* _JOB_
Reproduce all of the listing below without alteration.

* _Rows from a dataset_
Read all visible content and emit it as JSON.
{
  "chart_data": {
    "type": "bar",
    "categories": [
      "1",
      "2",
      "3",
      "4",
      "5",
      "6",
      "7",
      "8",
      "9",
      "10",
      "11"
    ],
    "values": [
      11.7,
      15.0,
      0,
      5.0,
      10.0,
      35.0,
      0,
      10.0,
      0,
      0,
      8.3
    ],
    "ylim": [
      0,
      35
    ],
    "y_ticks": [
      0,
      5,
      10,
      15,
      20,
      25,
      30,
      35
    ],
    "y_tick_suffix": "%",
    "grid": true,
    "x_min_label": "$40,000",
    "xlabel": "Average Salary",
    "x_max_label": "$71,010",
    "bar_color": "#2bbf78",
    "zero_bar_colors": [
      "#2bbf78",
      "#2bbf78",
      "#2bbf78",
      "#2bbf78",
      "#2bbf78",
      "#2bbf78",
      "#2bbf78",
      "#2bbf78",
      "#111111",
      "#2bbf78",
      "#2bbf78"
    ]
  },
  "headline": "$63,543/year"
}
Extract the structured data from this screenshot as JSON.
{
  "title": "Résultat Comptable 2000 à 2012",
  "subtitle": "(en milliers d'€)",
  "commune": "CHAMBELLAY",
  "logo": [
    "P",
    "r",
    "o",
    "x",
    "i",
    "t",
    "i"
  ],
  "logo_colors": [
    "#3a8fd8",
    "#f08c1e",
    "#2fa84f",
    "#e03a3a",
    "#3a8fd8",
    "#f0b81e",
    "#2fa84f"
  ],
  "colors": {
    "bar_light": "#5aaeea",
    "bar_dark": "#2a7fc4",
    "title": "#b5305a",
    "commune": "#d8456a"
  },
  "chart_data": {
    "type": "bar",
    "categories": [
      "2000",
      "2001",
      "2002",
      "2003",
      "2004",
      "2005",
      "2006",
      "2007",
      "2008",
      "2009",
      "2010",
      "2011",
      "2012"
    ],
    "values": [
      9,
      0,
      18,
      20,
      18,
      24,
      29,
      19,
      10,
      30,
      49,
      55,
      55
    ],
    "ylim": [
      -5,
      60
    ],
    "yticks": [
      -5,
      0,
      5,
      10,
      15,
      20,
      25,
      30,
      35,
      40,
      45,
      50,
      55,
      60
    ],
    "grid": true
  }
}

* _FULL SOLUTION_
Read all visible content and emit it as JSON.
{
  "chart_data": {
    "type": "bar",
    "categories": [
      "1",
      "2",
      "3",
      "4",
      "5",
      "6",
      "7",
      "8",
      "9",
      "10",
      "11"
    ],
    "values": [
      11.7,
      15.0,
      0,
      5.0,
      10.0,
      35.0,
      0,
      10.0,
      0,
      0,
      8.3
    ],
    "ylim": [
      0,
      35
    ],
    "y_ticks": [
      0,
      5,
      10,
      15,
      20,
      25,
      30,
      35
    ],
    "y_tick_suffix": "%",
    "grid": true,
    "x_min_label": "$40,000",
    "xlabel": "Average Salary",
    "x_max_label": "$71,010",
    "bar_color": "#2bbf78",
    "zero_bar_colors": [
      "#2bbf78",
      "#2bbf78",
      "#2bbf78",
      "#2bbf78",
      "#2bbf78",
      "#2bbf78",
      "#2bbf78",
      "#2bbf78",
      "#111111",
      "#2bbf78",
      "#2bbf78"
    ]
  },
  "headline": "$63,543/year"
}
Extract the structured data from this screenshot as JSON.
{
  "title": "Résultat Comptable 2000 à 2012",
  "subtitle": "(en milliers d'€)",
  "commune": "CHAMBELLAY",
  "logo": [
    "P",
    "r",
    "o",
    "x",
    "i",
    "t",
    "i"
  ],
  "logo_colors": [
    "#3a8fd8",
    "#f08c1e",
    "#2fa84f",
    "#e03a3a",
    "#3a8fd8",
    "#f0b81e",
    "#2fa84f"
  ],
  "colors": {
    "bar_light": "#5aaeea",
    "bar_dark": "#2a7fc4",
    "title": "#b5305a",
    "commune": "#d8456a"
  },
  "chart_data": {
    "type": "bar",
    "categories": [
      "2000",
      "2001",
      "2002",
      "2003",
      "2004",
      "2005",
      "2006",
      "2007",
      "2008",
      "2009",
      "2010",
      "2011",
      "2012"
    ],
    "values": [
      9,
      0,
      18,
      20,
      18,
      24,
      29,
      19,
      10,
      30,
      49,
      55,
      55
    ],
    "ylim": [
      -5,
      60
    ],
    "yticks": [
      -5,
      0,
      5,
      10,
      15,
      20,
      25,
      30,
      35,
      40,
      45,
      50,
      55,
      60
    ],
    "grid": true
  }
}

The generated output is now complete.